Stored items from a collection:
------------------------------------

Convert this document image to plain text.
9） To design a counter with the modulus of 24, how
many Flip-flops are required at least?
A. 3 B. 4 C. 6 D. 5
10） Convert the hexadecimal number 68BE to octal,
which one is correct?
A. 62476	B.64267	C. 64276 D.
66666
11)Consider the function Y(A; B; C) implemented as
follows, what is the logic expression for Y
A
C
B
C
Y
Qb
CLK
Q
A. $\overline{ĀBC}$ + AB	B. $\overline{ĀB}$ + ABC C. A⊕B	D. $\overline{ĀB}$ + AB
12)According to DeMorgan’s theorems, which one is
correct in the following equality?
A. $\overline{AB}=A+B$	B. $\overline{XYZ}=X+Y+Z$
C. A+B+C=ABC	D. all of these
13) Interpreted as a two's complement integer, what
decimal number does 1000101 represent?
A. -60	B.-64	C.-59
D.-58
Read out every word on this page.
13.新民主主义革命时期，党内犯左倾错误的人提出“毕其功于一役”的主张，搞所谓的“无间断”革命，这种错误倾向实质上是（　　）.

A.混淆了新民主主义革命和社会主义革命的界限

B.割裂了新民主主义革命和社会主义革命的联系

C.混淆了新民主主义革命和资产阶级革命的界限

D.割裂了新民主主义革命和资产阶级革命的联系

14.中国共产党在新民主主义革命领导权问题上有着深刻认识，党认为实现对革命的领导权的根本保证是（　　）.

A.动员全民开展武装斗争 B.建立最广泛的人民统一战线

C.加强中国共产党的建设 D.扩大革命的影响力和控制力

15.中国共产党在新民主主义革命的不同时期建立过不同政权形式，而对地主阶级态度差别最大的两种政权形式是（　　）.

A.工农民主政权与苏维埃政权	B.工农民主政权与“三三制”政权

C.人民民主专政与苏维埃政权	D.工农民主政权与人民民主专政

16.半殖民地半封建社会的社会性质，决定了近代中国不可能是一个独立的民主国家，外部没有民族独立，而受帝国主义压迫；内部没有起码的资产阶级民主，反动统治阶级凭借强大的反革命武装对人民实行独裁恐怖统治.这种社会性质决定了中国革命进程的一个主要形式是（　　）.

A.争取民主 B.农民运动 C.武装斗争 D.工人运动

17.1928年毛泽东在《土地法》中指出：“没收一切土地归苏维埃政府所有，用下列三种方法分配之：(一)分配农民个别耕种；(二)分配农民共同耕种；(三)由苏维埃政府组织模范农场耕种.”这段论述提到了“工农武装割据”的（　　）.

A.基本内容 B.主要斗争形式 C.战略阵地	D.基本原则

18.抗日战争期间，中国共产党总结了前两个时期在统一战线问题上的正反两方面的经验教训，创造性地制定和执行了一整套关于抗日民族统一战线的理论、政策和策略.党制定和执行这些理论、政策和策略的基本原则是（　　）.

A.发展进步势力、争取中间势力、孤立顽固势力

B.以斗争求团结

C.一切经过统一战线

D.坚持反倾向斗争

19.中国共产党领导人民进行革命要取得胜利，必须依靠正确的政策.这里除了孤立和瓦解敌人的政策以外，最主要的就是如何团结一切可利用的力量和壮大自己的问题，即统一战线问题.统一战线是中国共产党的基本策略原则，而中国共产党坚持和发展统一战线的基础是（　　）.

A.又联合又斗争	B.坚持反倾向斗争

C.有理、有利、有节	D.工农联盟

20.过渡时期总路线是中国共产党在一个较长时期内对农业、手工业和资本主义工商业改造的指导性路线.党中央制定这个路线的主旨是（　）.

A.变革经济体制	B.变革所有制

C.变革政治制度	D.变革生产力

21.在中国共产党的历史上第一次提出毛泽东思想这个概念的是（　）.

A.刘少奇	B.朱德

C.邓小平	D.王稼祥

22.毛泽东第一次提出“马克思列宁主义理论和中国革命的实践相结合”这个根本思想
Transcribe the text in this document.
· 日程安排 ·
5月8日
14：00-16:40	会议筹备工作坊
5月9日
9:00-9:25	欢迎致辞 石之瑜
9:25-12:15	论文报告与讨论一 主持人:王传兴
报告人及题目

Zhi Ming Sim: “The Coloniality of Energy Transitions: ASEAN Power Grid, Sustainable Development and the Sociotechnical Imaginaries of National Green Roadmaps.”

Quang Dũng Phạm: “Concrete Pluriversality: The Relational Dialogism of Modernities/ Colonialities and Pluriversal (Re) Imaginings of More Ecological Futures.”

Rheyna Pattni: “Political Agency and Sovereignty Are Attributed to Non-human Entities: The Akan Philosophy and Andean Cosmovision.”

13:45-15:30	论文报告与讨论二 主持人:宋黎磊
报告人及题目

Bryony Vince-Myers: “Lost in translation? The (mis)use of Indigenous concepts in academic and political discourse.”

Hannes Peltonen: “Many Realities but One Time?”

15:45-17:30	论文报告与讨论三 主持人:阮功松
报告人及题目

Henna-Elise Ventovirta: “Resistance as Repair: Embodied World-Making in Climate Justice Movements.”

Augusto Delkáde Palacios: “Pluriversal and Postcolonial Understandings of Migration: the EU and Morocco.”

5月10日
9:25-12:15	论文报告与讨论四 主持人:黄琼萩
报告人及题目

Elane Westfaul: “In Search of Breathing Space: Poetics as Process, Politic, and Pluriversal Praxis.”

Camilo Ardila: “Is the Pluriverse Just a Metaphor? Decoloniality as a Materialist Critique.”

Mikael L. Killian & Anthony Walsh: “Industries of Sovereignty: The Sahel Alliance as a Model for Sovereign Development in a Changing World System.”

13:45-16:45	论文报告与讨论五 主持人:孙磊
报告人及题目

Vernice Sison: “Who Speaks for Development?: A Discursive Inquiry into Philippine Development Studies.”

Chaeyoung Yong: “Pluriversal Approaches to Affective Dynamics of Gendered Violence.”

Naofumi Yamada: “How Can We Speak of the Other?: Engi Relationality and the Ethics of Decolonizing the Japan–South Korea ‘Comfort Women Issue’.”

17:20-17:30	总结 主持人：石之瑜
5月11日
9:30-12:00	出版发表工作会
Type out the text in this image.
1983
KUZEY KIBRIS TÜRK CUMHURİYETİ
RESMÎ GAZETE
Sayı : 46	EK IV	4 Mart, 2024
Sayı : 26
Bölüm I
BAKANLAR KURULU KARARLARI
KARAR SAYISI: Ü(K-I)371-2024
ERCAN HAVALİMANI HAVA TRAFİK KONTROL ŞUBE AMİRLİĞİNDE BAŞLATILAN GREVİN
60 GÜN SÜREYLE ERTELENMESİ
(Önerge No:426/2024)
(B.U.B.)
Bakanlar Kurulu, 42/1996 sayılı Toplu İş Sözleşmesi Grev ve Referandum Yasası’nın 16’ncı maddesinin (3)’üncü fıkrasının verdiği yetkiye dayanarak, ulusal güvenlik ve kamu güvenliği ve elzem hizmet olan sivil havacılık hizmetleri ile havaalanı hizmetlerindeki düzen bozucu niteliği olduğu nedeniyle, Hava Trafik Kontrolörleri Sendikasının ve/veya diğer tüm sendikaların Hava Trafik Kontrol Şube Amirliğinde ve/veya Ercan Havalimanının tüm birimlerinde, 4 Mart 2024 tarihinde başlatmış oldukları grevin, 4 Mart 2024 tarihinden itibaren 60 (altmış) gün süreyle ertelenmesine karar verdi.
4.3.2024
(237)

------------------------------------

What is needed
Transcribe all of the material exactly. Omit nothing.

Reply to the task
Convert this document image to plain text.
9） To design a counter with the modulus of 24, how
many Flip-flops are required at least?
A. 3 B. 4 C. 6 D. 5
10） Convert the hexadecimal number 68BE to octal,
which one is correct?
A. 62476	B.64267	C. 64276 D.
66666
11)Consider the function Y(A; B; C) implemented as
follows, what is the logic expression for Y
A
C
B
C
Y
Qb
CLK
Q
A. $\overline{ĀBC}$ + AB	B. $\overline{ĀB}$ + ABC C. A⊕B	D. $\overline{ĀB}$ + AB
12)According to DeMorgan’s theorems, which one is
correct in the following equality?
A. $\overline{AB}=A+B$	B. $\overline{XYZ}=X+Y+Z$
C. A+B+C=ABC	D. all of these
13) Interpreted as a two's complement integer, what
decimal number does 1000101 represent?
A. -60	B.-64	C.-59
D.-58
Read out every word on this page.
13.新民主主义革命时期，党内犯左倾错误的人提出“毕其功于一役”的主张，搞所谓的“无间断”革命，这种错误倾向实质上是（　　）.

A.混淆了新民主主义革命和社会主义革命的界限

B.割裂了新民主主义革命和社会主义革命的联系

C.混淆了新民主主义革命和资产阶级革命的界限

D.割裂了新民主主义革命和资产阶级革命的联系

14.中国共产党在新民主主义革命领导权问题上有着深刻认识，党认为实现对革命的领导权的根本保证是（　　）.

A.动员全民开展武装斗争 B.建立最广泛的人民统一战线

C.加强中国共产党的建设 D.扩大革命的影响力和控制力

15.中国共产党在新民主主义革命的不同时期建立过不同政权形式，而对地主阶级态度差别最大的两种政权形式是（　　）.

A.工农民主政权与苏维埃政权	B.工农民主政权与“三三制”政权

C.人民民主专政与苏维埃政权	D.工农民主政权与人民民主专政

16.半殖民地半封建社会的社会性质，决定了近代中国不可能是一个独立的民主国家，外部没有民族独立，而受帝国主义压迫；内部没有起码的资产阶级民主，反动统治阶级凭借强大的反革命武装对人民实行独裁恐怖统治.这种社会性质决定了中国革命进程的一个主要形式是（　　）.

A.争取民主 B.农民运动 C.武装斗争 D.工人运动

17.1928年毛泽东在《土地法》中指出：“没收一切土地归苏维埃政府所有，用下列三种方法分配之：(一)分配农民个别耕种；(二)分配农民共同耕种；(三)由苏维埃政府组织模范农场耕种.”这段论述提到了“工农武装割据”的（　　）.

A.基本内容 B.主要斗争形式 C.战略阵地	D.基本原则

18.抗日战争期间，中国共产党总结了前两个时期在统一战线问题上的正反两方面的经验教训，创造性地制定和执行了一整套关于抗日民族统一战线的理论、政策和策略.党制定和执行这些理论、政策和策略的基本原则是（　　）.

A.发展进步势力、争取中间势力、孤立顽固势力

B.以斗争求团结

C.一切经过统一战线

D.坚持反倾向斗争

19.中国共产党领导人民进行革命要取得胜利，必须依靠正确的政策.这里除了孤立和瓦解敌人的政策以外，最主要的就是如何团结一切可利用的力量和壮大自己的问题，即统一战线问题.统一战线是中国共产党的基本策略原则，而中国共产党坚持和发展统一战线的基础是（　　）.

A.又联合又斗争	B.坚持反倾向斗争

C.有理、有利、有节	D.工农联盟

20.过渡时期总路线是中国共产党在一个较长时期内对农业、手工业和资本主义工商业改造的指导性路线.党中央制定这个路线的主旨是（　）.

A.变革经济体制	B.变革所有制

C.变革政治制度	D.变革生产力

21.在中国共产党的历史上第一次提出毛泽东思想这个概念的是（　）.

A.刘少奇	B.朱德

C.邓小平	D.王稼祥

22.毛泽东第一次提出“马克思列宁主义理论和中国革命的实践相结合”这个根本思想
Transcribe the text in this document.
· 日程安排 ·
5月8日
14：00-16:40	会议筹备工作坊
5月9日
9:00-9:25	欢迎致辞 石之瑜
9:25-12:15	论文报告与讨论一 主持人:王传兴
报告人及题目

Zhi Ming Sim: “The Coloniality of Energy Transitions: ASEAN Power Grid, Sustainable Development and the Sociotechnical Imaginaries of National Green Roadmaps.”

Quang Dũng Phạm: “Concrete Pluriversality: The Relational Dialogism of Modernities/ Colonialities and Pluriversal (Re) Imaginings of More Ecological Futures.”

Rheyna Pattni: “Political Agency and Sovereignty Are Attributed to Non-human Entities: The Akan Philosophy and Andean Cosmovision.”

13:45-15:30	论文报告与讨论二 主持人:宋黎磊
报告人及题目

Bryony Vince-Myers: “Lost in translation? The (mis)use of Indigenous concepts in academic and political discourse.”

Hannes Peltonen: “Many Realities but One Time?”

15:45-17:30	论文报告与讨论三 主持人:阮功松
报告人及题目

Henna-Elise Ventovirta: “Resistance as Repair: Embodied World-Making in Climate Justice Movements.”

Augusto Delkáde Palacios: “Pluriversal and Postcolonial Understandings of Migration: the EU and Morocco.”

5月10日
9:25-12:15	论文报告与讨论四 主持人:黄琼萩
报告人及题目

Elane Westfaul: “In Search of Breathing Space: Poetics as Process, Politic, and Pluriversal Praxis.”

Camilo Ardila: “Is the Pluriverse Just a Metaphor? Decoloniality as a Materialist Critique.”

Mikael L. Killian & Anthony Walsh: “Industries of Sovereignty: The Sahel Alliance as a Model for Sovereign Development in a Changing World System.”

13:45-16:45	论文报告与讨论五 主持人:孙磊
报告人及题目

Vernice Sison: “Who Speaks for Development?: A Discursive Inquiry into Philippine Development Studies.”

Chaeyoung Yong: “Pluriversal Approaches to Affective Dynamics of Gendered Violence.”

Naofumi Yamada: “How Can We Speak of the Other?: Engi Relationality and the Ethics of Decolonizing the Japan–South Korea ‘Comfort Women Issue’.”

17:20-17:30	总结 主持人：石之瑜
5月11日
9:30-12:00	出版发表工作会
Type out the text in this image.
1983
KUZEY KIBRIS TÜRK CUMHURİYETİ
RESMÎ GAZETE
Sayı : 46	EK IV	4 Mart, 2024
Sayı : 26
Bölüm I
BAKANLAR KURULU KARARLARI
KARAR SAYISI: Ü(K-I)371-2024
ERCAN HAVALİMANI HAVA TRAFİK KONTROL ŞUBE AMİRLİĞİNDE BAŞLATILAN GREVİN
60 GÜN SÜREYLE ERTELENMESİ
(Önerge No:426/2024)
(B.U.B.)
Bakanlar Kurulu, 42/1996 sayılı Toplu İş Sözleşmesi Grev ve Referandum Yasası’nın 16’ncı maddesinin (3)’üncü fıkrasının verdiği yetkiye dayanarak, ulusal güvenlik ve kamu güvenliği ve elzem hizmet olan sivil havacılık hizmetleri ile havaalanı hizmetlerindeki düzen bozucu niteliği olduğu nedeniyle, Hava Trafik Kontrolörleri Sendikasının ve/veya diğer tüm sendikaların Hava Trafik Kontrol Şube Amirliğinde ve/veya Ercan Havalimanının tüm birimlerinde, 4 Mart 2024 tarihinde başlatmış oldukları grevin, 4 Mart 2024 tarihinden itibaren 60 (altmış) gün süreyle ertelenmesine karar verdi.
4.3.2024
(237)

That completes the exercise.